Task directions
Leaving out the pictures, retype all the material exactly.

◆ ◆ ◆

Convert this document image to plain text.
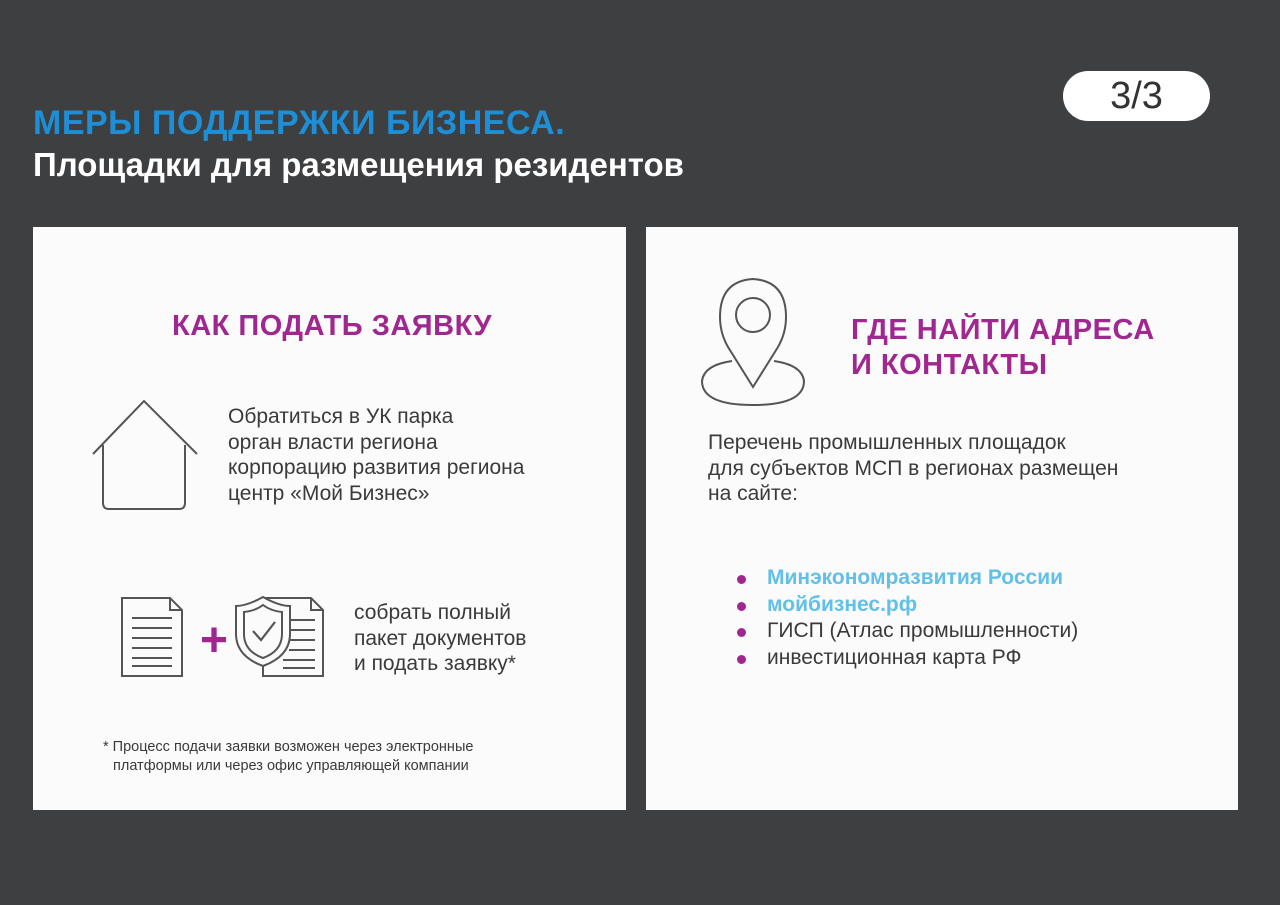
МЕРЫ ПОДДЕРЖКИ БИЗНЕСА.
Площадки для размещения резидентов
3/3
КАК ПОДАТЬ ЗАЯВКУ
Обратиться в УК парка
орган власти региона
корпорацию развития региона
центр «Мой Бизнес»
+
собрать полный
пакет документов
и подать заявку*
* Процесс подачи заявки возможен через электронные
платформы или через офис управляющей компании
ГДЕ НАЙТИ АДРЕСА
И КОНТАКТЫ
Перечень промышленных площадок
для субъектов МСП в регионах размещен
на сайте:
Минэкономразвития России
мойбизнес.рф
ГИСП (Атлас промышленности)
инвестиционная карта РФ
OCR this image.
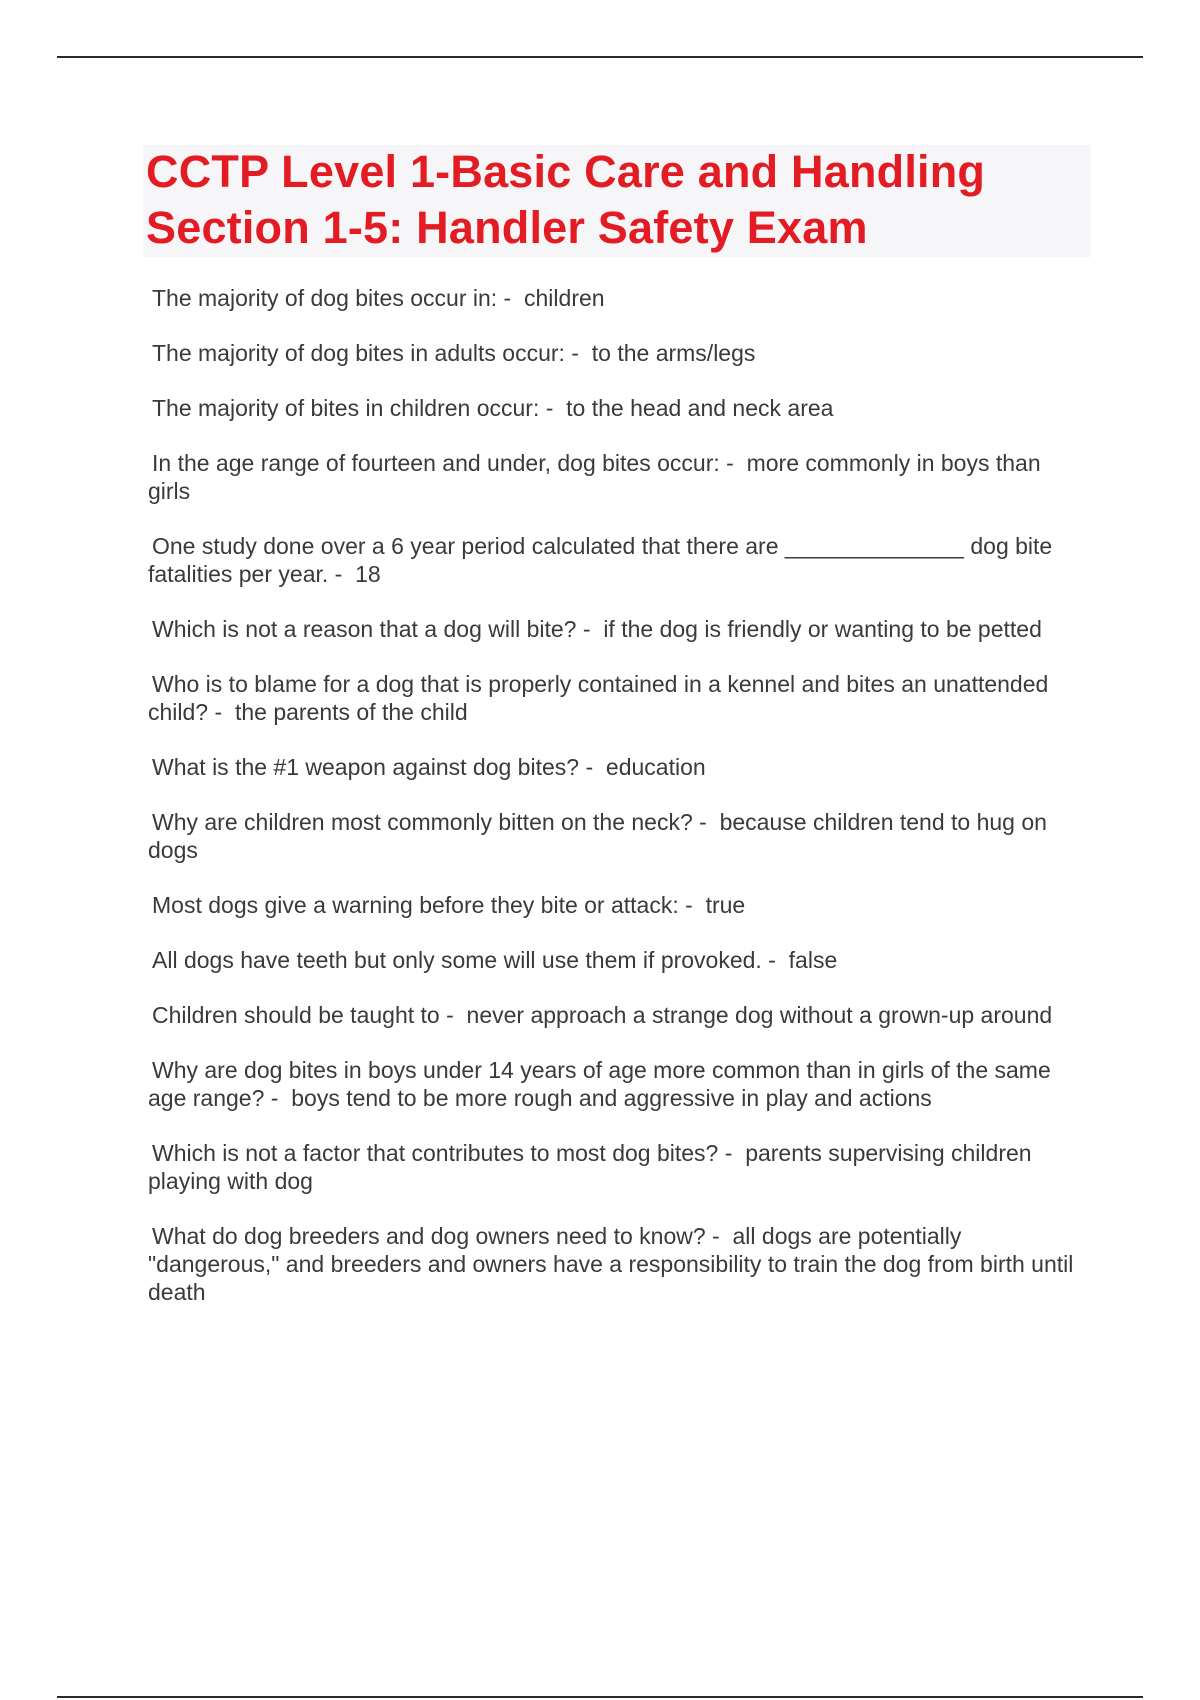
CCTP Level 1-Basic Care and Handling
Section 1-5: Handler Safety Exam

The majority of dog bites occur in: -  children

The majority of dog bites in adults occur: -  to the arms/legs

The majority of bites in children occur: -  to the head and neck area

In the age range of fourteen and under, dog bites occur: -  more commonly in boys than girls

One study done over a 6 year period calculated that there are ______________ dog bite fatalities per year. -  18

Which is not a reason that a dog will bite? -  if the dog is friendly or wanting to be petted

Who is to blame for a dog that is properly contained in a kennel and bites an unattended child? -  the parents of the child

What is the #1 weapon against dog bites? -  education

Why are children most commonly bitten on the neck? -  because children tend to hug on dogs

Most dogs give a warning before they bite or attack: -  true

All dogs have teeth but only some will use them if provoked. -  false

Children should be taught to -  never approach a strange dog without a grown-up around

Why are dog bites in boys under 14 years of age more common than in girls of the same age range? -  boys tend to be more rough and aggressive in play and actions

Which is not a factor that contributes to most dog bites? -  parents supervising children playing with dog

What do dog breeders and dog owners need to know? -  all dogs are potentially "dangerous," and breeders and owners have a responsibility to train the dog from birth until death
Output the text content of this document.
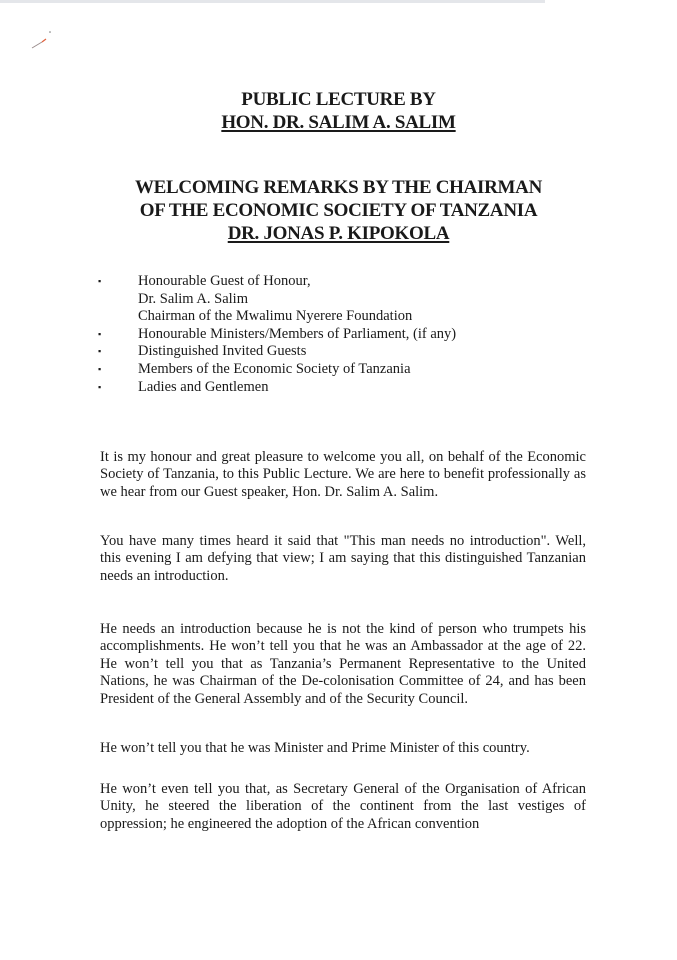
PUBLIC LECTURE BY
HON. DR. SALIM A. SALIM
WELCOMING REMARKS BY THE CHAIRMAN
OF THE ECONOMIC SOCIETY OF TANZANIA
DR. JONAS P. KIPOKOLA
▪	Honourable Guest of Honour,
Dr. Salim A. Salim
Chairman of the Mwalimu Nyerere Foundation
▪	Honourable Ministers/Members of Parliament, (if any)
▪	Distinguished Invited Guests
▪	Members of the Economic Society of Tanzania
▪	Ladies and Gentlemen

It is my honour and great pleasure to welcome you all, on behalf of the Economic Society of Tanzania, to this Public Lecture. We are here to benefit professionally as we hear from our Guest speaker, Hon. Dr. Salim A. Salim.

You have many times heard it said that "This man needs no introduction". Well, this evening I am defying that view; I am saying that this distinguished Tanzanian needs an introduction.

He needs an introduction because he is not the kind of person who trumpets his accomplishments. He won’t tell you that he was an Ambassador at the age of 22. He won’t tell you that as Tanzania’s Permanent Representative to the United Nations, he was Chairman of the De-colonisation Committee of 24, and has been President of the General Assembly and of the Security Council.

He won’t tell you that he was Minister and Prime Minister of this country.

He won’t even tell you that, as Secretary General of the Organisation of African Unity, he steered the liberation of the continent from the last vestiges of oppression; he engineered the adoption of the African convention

◆ ◆ ◆

Task response
Convert this document image to plain text.
МЕРЫ ПОДДЕРЖКИ БИЗНЕСА.
Площадки для размещения резидентов
3/3
КАК ПОДАТЬ ЗАЯВКУ
Обратиться в УК парка
орган власти региона
корпорацию развития региона
центр «Мой Бизнес»
+
собрать полный
пакет документов
и подать заявку*
* Процесс подачи заявки возможен через электронные
платформы или через офис управляющей компании
ГДЕ НАЙТИ АДРЕСА
И КОНТАКТЫ
Перечень промышленных площадок
для субъектов МСП в регионах размещен
на сайте:
Минэкономразвития России
мойбизнес.рф
ГИСП (Атлас промышленности)
инвестиционная карта РФ
OCR this image.
CCTP Level 1-Basic Care and Handling
Section 1-5: Handler Safety Exam

The majority of dog bites occur in: -  children

The majority of dog bites in adults occur: -  to the arms/legs

The majority of bites in children occur: -  to the head and neck area

In the age range of fourteen and under, dog bites occur: -  more commonly in boys than girls

One study done over a 6 year period calculated that there are ______________ dog bite fatalities per year. -  18

Which is not a reason that a dog will bite? -  if the dog is friendly or wanting to be petted

Who is to blame for a dog that is properly contained in a kennel and bites an unattended child? -  the parents of the child

What is the #1 weapon against dog bites? -  education

Why are children most commonly bitten on the neck? -  because children tend to hug on dogs

Most dogs give a warning before they bite or attack: -  true

All dogs have teeth but only some will use them if provoked. -  false

Children should be taught to -  never approach a strange dog without a grown-up around

Why are dog bites in boys under 14 years of age more common than in girls of the same age range? -  boys tend to be more rough and aggressive in play and actions

Which is not a factor that contributes to most dog bites? -  parents supervising children playing with dog

What do dog breeders and dog owners need to know? -  all dogs are potentially "dangerous," and breeders and owners have a responsibility to train the dog from birth until death
Output the text content of this document.
PUBLIC LECTURE BY
HON. DR. SALIM A. SALIM
WELCOMING REMARKS BY THE CHAIRMAN
OF THE ECONOMIC SOCIETY OF TANZANIA
DR. JONAS P. KIPOKOLA
▪	Honourable Guest of Honour,
Dr. Salim A. Salim
Chairman of the Mwalimu Nyerere Foundation
▪	Honourable Ministers/Members of Parliament, (if any)
▪	Distinguished Invited Guests
▪	Members of the Economic Society of Tanzania
▪	Ladies and Gentlemen

It is my honour and great pleasure to welcome you all, on behalf of the Economic Society of Tanzania, to this Public Lecture. We are here to benefit professionally as we hear from our Guest speaker, Hon. Dr. Salim A. Salim.

You have many times heard it said that "This man needs no introduction". Well, this evening I am defying that view; I am saying that this distinguished Tanzanian needs an introduction.

He needs an introduction because he is not the kind of person who trumpets his accomplishments. He won’t tell you that he was an Ambassador at the age of 22. He won’t tell you that as Tanzania’s Permanent Representative to the United Nations, he was Chairman of the De-colonisation Committee of 24, and has been President of the General Assembly and of the Security Council.

He won’t tell you that he was Minister and Prime Minister of this country.

He won’t even tell you that, as Secretary General of the Organisation of African Unity, he steered the liberation of the continent from the last vestiges of oppression; he engineered the adoption of the African convention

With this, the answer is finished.